* _Problem to solve_:
Find the word "icon" in the records below. List each line containing it.

* _Entries provided_:

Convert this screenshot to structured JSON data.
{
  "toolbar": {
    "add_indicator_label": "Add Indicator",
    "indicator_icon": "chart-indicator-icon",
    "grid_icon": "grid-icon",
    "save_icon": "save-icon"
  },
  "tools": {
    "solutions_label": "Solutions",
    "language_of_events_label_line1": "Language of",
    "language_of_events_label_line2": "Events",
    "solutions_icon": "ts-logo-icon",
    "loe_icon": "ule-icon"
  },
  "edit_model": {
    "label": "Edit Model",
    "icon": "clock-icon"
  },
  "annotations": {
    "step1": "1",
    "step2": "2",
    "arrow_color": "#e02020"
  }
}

* _Solution for this task_:
    "indicator_icon": "chart-indicator-icon",
    "grid_icon": "grid-icon",
    "save_icon": "save-icon"
    "solutions_icon": "ts-logo-icon",
    "loe_icon": "ule-icon"
    "icon": "clock-icon"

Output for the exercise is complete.